• _WORK REQUIRED_
Return each line of the data below verbatim; pictures are to be left out.

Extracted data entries
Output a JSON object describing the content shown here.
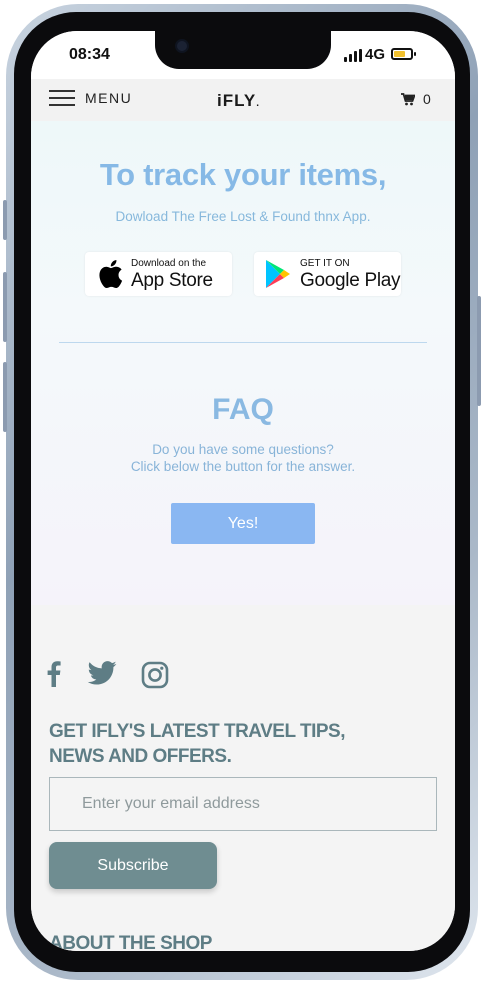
{
  "status_bar": {
    "time": "08:34",
    "network": "4G",
    "battery_color": "#f2c12e"
  },
  "nav": {
    "menu_label": "MENU",
    "logo": "iFLY",
    "cart_count": "0",
    "menu_icon": "hamburger-icon",
    "cart_icon": "cart-icon"
  },
  "promo": {
    "headline": "To track your items,",
    "subtitle": "Dowload The Free Lost & Found thnx App.",
    "app_store": {
      "small": "Download on the",
      "big": "App Store",
      "icon": "apple-icon"
    },
    "google_play": {
      "small": "GET IT ON",
      "big": "Google Play",
      "icon": "google-play-icon"
    }
  },
  "faq": {
    "title": "FAQ",
    "line1": "Do you have some questions?",
    "line2": "Click below the button for the answer.",
    "button": "Yes!"
  },
  "footer": {
    "social": [
      "facebook-icon",
      "twitter-icon",
      "instagram-icon"
    ],
    "heading": "GET IFLY'S LATEST TRAVEL TIPS, NEWS AND OFFERS.",
    "email_placeholder": "Enter your email address",
    "email_value": "",
    "subscribe_label": "Subscribe",
    "about_heading": "ABOUT THE SHOP"
  },
  "colors": {
    "accent_blue": "#86b9e6",
    "button_blue": "#8ab7f2",
    "footer_teal": "#5e7d85",
    "subscribe_bg": "#6f8d91"
  }
}
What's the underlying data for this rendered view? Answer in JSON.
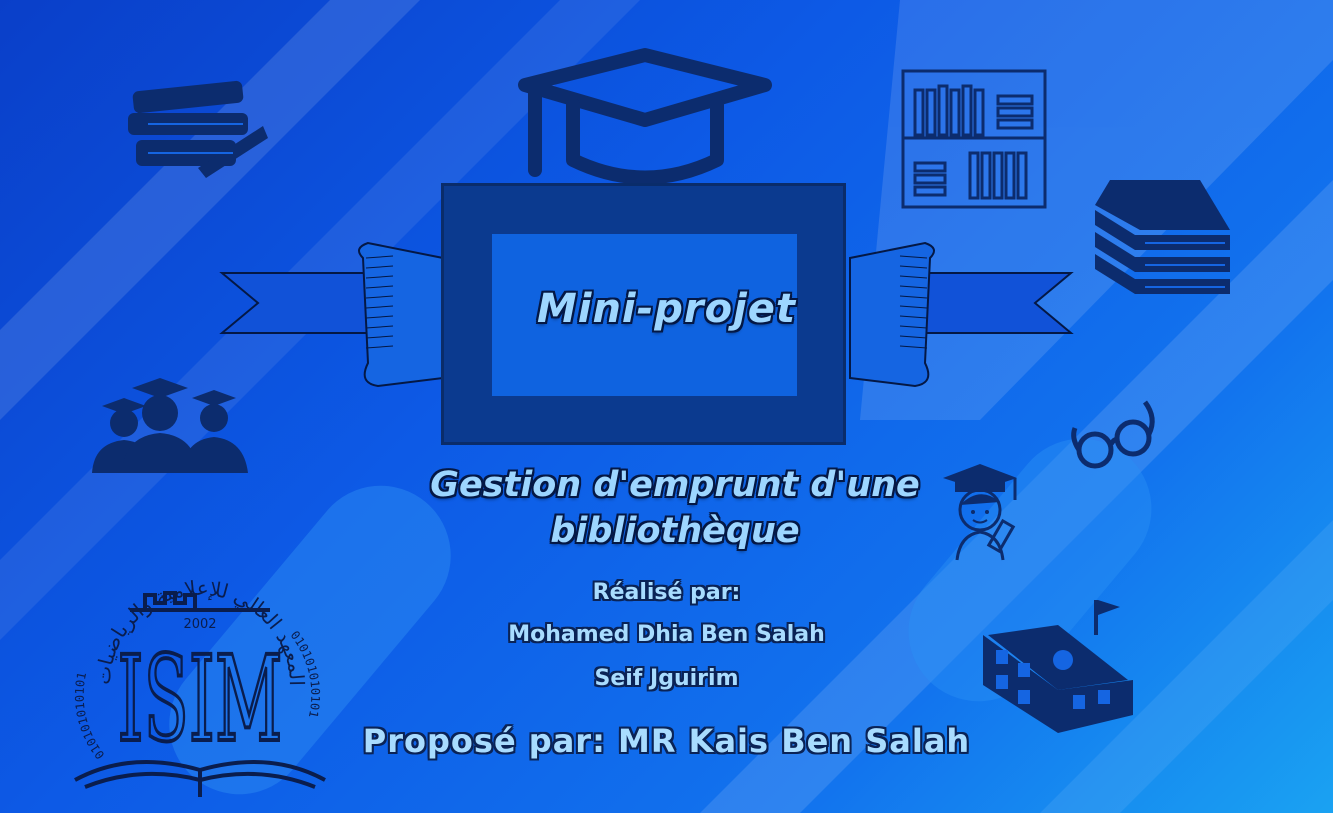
{
  "slide": {
    "title": "Mini-projet",
    "subtitle_line1": "Gestion d'emprunt d'une",
    "subtitle_line2": "bibliothèque",
    "realise_label": "Réalisé par:",
    "authors": [
      "Mohamed Dhia Ben Salah",
      "Seif Jguirim"
    ],
    "propose": "Proposé par: MR Kais Ben Salah"
  },
  "logo": {
    "year": "2002",
    "letters": "ISIM",
    "arabic_text": "المعهد العالي للإعلامية والرياضيات",
    "binary_text": "010101010101"
  },
  "icons": [
    "books-stack-icon",
    "graduation-cap-icon",
    "bookshelf-icon",
    "closed-books-icon",
    "graduates-icon",
    "glasses-icon",
    "student-icon",
    "school-icon"
  ],
  "colors": {
    "dark_navy": "#0c2c6e",
    "frame": "#0b3a8f",
    "text_fill": "#9dd6ff"
  }
}
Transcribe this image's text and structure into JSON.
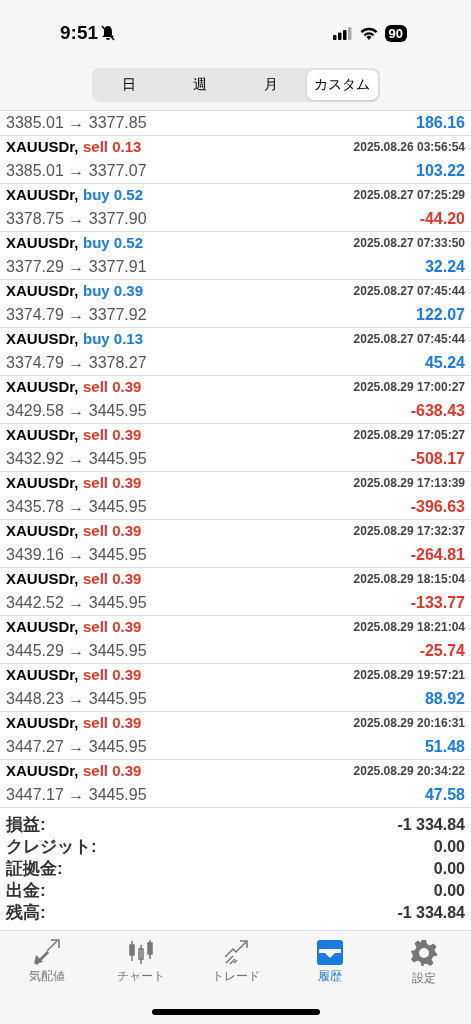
{
  "status_bar": {
    "time": "9:51",
    "battery": "90"
  },
  "segments": [
    {
      "label": "日",
      "selected": false
    },
    {
      "label": "週",
      "selected": false
    },
    {
      "label": "月",
      "selected": false
    },
    {
      "label": "カスタム",
      "selected": true
    }
  ],
  "partial_row": {
    "prices": "3385.01 → 3377.85",
    "profit": "186.16",
    "color": "#1a7be3"
  },
  "deals": [
    {
      "symbol": "XAUUSDr,",
      "order": "sell 0.13",
      "kind": "sell",
      "time": "2025.08.26 03:56:54",
      "prices": "3385.01 → 3377.07",
      "profit": "103.22",
      "color": "#1a7be3"
    },
    {
      "symbol": "XAUUSDr,",
      "order": "buy 0.52",
      "kind": "buy",
      "time": "2025.08.27 07:25:29",
      "prices": "3378.75 → 3377.90",
      "profit": "-44.20",
      "color": "#e0382c"
    },
    {
      "symbol": "XAUUSDr,",
      "order": "buy 0.52",
      "kind": "buy",
      "time": "2025.08.27 07:33:50",
      "prices": "3377.29 → 3377.91",
      "profit": "32.24",
      "color": "#1a7be3"
    },
    {
      "symbol": "XAUUSDr,",
      "order": "buy 0.39",
      "kind": "buy",
      "time": "2025.08.27 07:45:44",
      "prices": "3374.79 → 3377.92",
      "profit": "122.07",
      "color": "#1a7be3"
    },
    {
      "symbol": "XAUUSDr,",
      "order": "buy 0.13",
      "kind": "buy",
      "time": "2025.08.27 07:45:44",
      "prices": "3374.79 → 3378.27",
      "profit": "45.24",
      "color": "#1a7be3"
    },
    {
      "symbol": "XAUUSDr,",
      "order": "sell 0.39",
      "kind": "sell",
      "time": "2025.08.29 17:00:27",
      "prices": "3429.58 → 3445.95",
      "profit": "-638.43",
      "color": "#e0382c"
    },
    {
      "symbol": "XAUUSDr,",
      "order": "sell 0.39",
      "kind": "sell",
      "time": "2025.08.29 17:05:27",
      "prices": "3432.92 → 3445.95",
      "profit": "-508.17",
      "color": "#e0382c"
    },
    {
      "symbol": "XAUUSDr,",
      "order": "sell 0.39",
      "kind": "sell",
      "time": "2025.08.29 17:13:39",
      "prices": "3435.78 → 3445.95",
      "profit": "-396.63",
      "color": "#e0382c"
    },
    {
      "symbol": "XAUUSDr,",
      "order": "sell 0.39",
      "kind": "sell",
      "time": "2025.08.29 17:32:37",
      "prices": "3439.16 → 3445.95",
      "profit": "-264.81",
      "color": "#e0382c"
    },
    {
      "symbol": "XAUUSDr,",
      "order": "sell 0.39",
      "kind": "sell",
      "time": "2025.08.29 18:15:04",
      "prices": "3442.52 → 3445.95",
      "profit": "-133.77",
      "color": "#e0382c"
    },
    {
      "symbol": "XAUUSDr,",
      "order": "sell 0.39",
      "kind": "sell",
      "time": "2025.08.29 18:21:04",
      "prices": "3445.29 → 3445.95",
      "profit": "-25.74",
      "color": "#e0382c"
    },
    {
      "symbol": "XAUUSDr,",
      "order": "sell 0.39",
      "kind": "sell",
      "time": "2025.08.29 19:57:21",
      "prices": "3448.23 → 3445.95",
      "profit": "88.92",
      "color": "#1a7be3"
    },
    {
      "symbol": "XAUUSDr,",
      "order": "sell 0.39",
      "kind": "sell",
      "time": "2025.08.29 20:16:31",
      "prices": "3447.27 → 3445.95",
      "profit": "51.48",
      "color": "#1a7be3"
    },
    {
      "symbol": "XAUUSDr,",
      "order": "sell 0.39",
      "kind": "sell",
      "time": "2025.08.29 20:34:22",
      "prices": "3447.17 → 3445.95",
      "profit": "47.58",
      "color": "#1a7be3"
    }
  ],
  "summary": [
    {
      "label": "損益:",
      "value": "-1 334.84"
    },
    {
      "label": "クレジット:",
      "value": "0.00"
    },
    {
      "label": "証拠金:",
      "value": "0.00"
    },
    {
      "label": "出金:",
      "value": "0.00"
    },
    {
      "label": "残高:",
      "value": "-1 334.84"
    }
  ],
  "tab_bar": [
    {
      "label": "気配値",
      "selected": false
    },
    {
      "label": "チャート",
      "selected": false
    },
    {
      "label": "トレード",
      "selected": false
    },
    {
      "label": "履歴",
      "selected": true
    },
    {
      "label": "設定",
      "selected": false
    }
  ]
}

• _CORRECT RESPONSE_
Output a JSON object describing the content shown here.
{
  "status_bar": {
    "time": "08:34",
    "network": "4G",
    "battery_color": "#f2c12e"
  },
  "nav": {
    "menu_label": "MENU",
    "logo": "iFLY",
    "cart_count": "0",
    "menu_icon": "hamburger-icon",
    "cart_icon": "cart-icon"
  },
  "promo": {
    "headline": "To track your items,",
    "subtitle": "Dowload The Free Lost & Found thnx App.",
    "app_store": {
      "small": "Download on the",
      "big": "App Store",
      "icon": "apple-icon"
    },
    "google_play": {
      "small": "GET IT ON",
      "big": "Google Play",
      "icon": "google-play-icon"
    }
  },
  "faq": {
    "title": "FAQ",
    "line1": "Do you have some questions?",
    "line2": "Click below the button for the answer.",
    "button": "Yes!"
  },
  "footer": {
    "social": [
      "facebook-icon",
      "twitter-icon",
      "instagram-icon"
    ],
    "heading": "GET IFLY'S LATEST TRAVEL TIPS, NEWS AND OFFERS.",
    "email_placeholder": "Enter your email address",
    "email_value": "",
    "subscribe_label": "Subscribe",
    "about_heading": "ABOUT THE SHOP"
  },
  "colors": {
    "accent_blue": "#86b9e6",
    "button_blue": "#8ab7f2",
    "footer_teal": "#5e7d85",
    "subscribe_bg": "#6f8d91"
  }
}
What's the underlying data for this rendered view? Answer in JSON.
{
  "slide": {
    "title": "Mini-projet",
    "subtitle_line1": "Gestion d'emprunt d'une",
    "subtitle_line2": "bibliothèque",
    "realise_label": "Réalisé par:",
    "authors": [
      "Mohamed Dhia Ben Salah",
      "Seif Jguirim"
    ],
    "propose": "Proposé par: MR Kais Ben Salah"
  },
  "logo": {
    "year": "2002",
    "letters": "ISIM",
    "arabic_text": "المعهد العالي للإعلامية والرياضيات",
    "binary_text": "010101010101"
  },
  "icons": [
    "books-stack-icon",
    "graduation-cap-icon",
    "bookshelf-icon",
    "closed-books-icon",
    "graduates-icon",
    "glasses-icon",
    "student-icon",
    "school-icon"
  ],
  "colors": {
    "dark_navy": "#0c2c6e",
    "frame": "#0b3a8f",
    "text_fill": "#9dd6ff"
  }
}
Transcribe this image's text and structure into JSON.
{
  "status_bar": {
    "time": "9:51",
    "battery": "90"
  },
  "segments": [
    {
      "label": "日",
      "selected": false
    },
    {
      "label": "週",
      "selected": false
    },
    {
      "label": "月",
      "selected": false
    },
    {
      "label": "カスタム",
      "selected": true
    }
  ],
  "partial_row": {
    "prices": "3385.01 → 3377.85",
    "profit": "186.16",
    "color": "#1a7be3"
  },
  "deals": [
    {
      "symbol": "XAUUSDr,",
      "order": "sell 0.13",
      "kind": "sell",
      "time": "2025.08.26 03:56:54",
      "prices": "3385.01 → 3377.07",
      "profit": "103.22",
      "color": "#1a7be3"
    },
    {
      "symbol": "XAUUSDr,",
      "order": "buy 0.52",
      "kind": "buy",
      "time": "2025.08.27 07:25:29",
      "prices": "3378.75 → 3377.90",
      "profit": "-44.20",
      "color": "#e0382c"
    },
    {
      "symbol": "XAUUSDr,",
      "order": "buy 0.52",
      "kind": "buy",
      "time": "2025.08.27 07:33:50",
      "prices": "3377.29 → 3377.91",
      "profit": "32.24",
      "color": "#1a7be3"
    },
    {
      "symbol": "XAUUSDr,",
      "order": "buy 0.39",
      "kind": "buy",
      "time": "2025.08.27 07:45:44",
      "prices": "3374.79 → 3377.92",
      "profit": "122.07",
      "color": "#1a7be3"
    },
    {
      "symbol": "XAUUSDr,",
      "order": "buy 0.13",
      "kind": "buy",
      "time": "2025.08.27 07:45:44",
      "prices": "3374.79 → 3378.27",
      "profit": "45.24",
      "color": "#1a7be3"
    },
    {
      "symbol": "XAUUSDr,",
      "order": "sell 0.39",
      "kind": "sell",
      "time": "2025.08.29 17:00:27",
      "prices": "3429.58 → 3445.95",
      "profit": "-638.43",
      "color": "#e0382c"
    },
    {
      "symbol": "XAUUSDr,",
      "order": "sell 0.39",
      "kind": "sell",
      "time": "2025.08.29 17:05:27",
      "prices": "3432.92 → 3445.95",
      "profit": "-508.17",
      "color": "#e0382c"
    },
    {
      "symbol": "XAUUSDr,",
      "order": "sell 0.39",
      "kind": "sell",
      "time": "2025.08.29 17:13:39",
      "prices": "3435.78 → 3445.95",
      "profit": "-396.63",
      "color": "#e0382c"
    },
    {
      "symbol": "XAUUSDr,",
      "order": "sell 0.39",
      "kind": "sell",
      "time": "2025.08.29 17:32:37",
      "prices": "3439.16 → 3445.95",
      "profit": "-264.81",
      "color": "#e0382c"
    },
    {
      "symbol": "XAUUSDr,",
      "order": "sell 0.39",
      "kind": "sell",
      "time": "2025.08.29 18:15:04",
      "prices": "3442.52 → 3445.95",
      "profit": "-133.77",
      "color": "#e0382c"
    },
    {
      "symbol": "XAUUSDr,",
      "order": "sell 0.39",
      "kind": "sell",
      "time": "2025.08.29 18:21:04",
      "prices": "3445.29 → 3445.95",
      "profit": "-25.74",
      "color": "#e0382c"
    },
    {
      "symbol": "XAUUSDr,",
      "order": "sell 0.39",
      "kind": "sell",
      "time": "2025.08.29 19:57:21",
      "prices": "3448.23 → 3445.95",
      "profit": "88.92",
      "color": "#1a7be3"
    },
    {
      "symbol": "XAUUSDr,",
      "order": "sell 0.39",
      "kind": "sell",
      "time": "2025.08.29 20:16:31",
      "prices": "3447.27 → 3445.95",
      "profit": "51.48",
      "color": "#1a7be3"
    },
    {
      "symbol": "XAUUSDr,",
      "order": "sell 0.39",
      "kind": "sell",
      "time": "2025.08.29 20:34:22",
      "prices": "3447.17 → 3445.95",
      "profit": "47.58",
      "color": "#1a7be3"
    }
  ],
  "summary": [
    {
      "label": "損益:",
      "value": "-1 334.84"
    },
    {
      "label": "クレジット:",
      "value": "0.00"
    },
    {
      "label": "証拠金:",
      "value": "0.00"
    },
    {
      "label": "出金:",
      "value": "0.00"
    },
    {
      "label": "残高:",
      "value": "-1 334.84"
    }
  ],
  "tab_bar": [
    {
      "label": "気配値",
      "selected": false
    },
    {
      "label": "チャート",
      "selected": false
    },
    {
      "label": "トレード",
      "selected": false
    },
    {
      "label": "履歴",
      "selected": true
    },
    {
      "label": "設定",
      "selected": false
    }
  ]
}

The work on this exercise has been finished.